• _Challenge_
From the entries below, copy every line where the string "صدوق" appears.

• _Exercise inputs_
────────────────
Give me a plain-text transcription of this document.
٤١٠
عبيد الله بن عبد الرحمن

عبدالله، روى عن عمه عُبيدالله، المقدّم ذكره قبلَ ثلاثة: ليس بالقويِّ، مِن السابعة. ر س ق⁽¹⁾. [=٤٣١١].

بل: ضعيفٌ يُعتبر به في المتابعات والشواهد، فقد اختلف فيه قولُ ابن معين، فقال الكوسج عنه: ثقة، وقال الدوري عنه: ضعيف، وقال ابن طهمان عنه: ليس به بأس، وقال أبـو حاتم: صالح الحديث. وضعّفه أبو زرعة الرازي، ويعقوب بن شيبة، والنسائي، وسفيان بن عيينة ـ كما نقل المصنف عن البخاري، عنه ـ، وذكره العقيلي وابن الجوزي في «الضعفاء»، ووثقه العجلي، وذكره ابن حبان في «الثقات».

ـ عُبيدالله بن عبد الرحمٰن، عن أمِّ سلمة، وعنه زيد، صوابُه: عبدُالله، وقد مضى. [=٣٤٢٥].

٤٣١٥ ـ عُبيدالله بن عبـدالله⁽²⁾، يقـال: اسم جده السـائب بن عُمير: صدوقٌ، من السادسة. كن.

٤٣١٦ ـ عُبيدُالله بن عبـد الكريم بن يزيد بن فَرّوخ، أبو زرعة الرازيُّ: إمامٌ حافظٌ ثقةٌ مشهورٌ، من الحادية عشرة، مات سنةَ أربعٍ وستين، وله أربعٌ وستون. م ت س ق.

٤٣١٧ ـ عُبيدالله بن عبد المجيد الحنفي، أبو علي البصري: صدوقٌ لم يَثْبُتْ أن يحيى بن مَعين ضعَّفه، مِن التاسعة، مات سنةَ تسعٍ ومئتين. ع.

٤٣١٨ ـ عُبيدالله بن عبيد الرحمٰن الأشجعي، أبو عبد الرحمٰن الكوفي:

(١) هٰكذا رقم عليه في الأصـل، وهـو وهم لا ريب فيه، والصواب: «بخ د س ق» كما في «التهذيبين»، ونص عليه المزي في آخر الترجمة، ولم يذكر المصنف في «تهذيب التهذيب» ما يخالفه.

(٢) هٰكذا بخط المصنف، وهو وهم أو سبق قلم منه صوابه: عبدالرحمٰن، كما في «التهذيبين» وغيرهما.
────────────────
• _Expected output_
٤٣١٥ ـ عُبيدالله بن عبـدالله⁽²⁾، يقـال: اسم جده السـائب بن عُمير: صدوقٌ، من السادسة. كن.
٤٣١٧ ـ عُبيدالله بن عبد المجيد الحنفي، أبو علي البصري: صدوقٌ لم يَثْبُتْ أن يحيى بن مَعين ضعَّفه، مِن التاسعة، مات سنةَ تسعٍ ومئتين. ع.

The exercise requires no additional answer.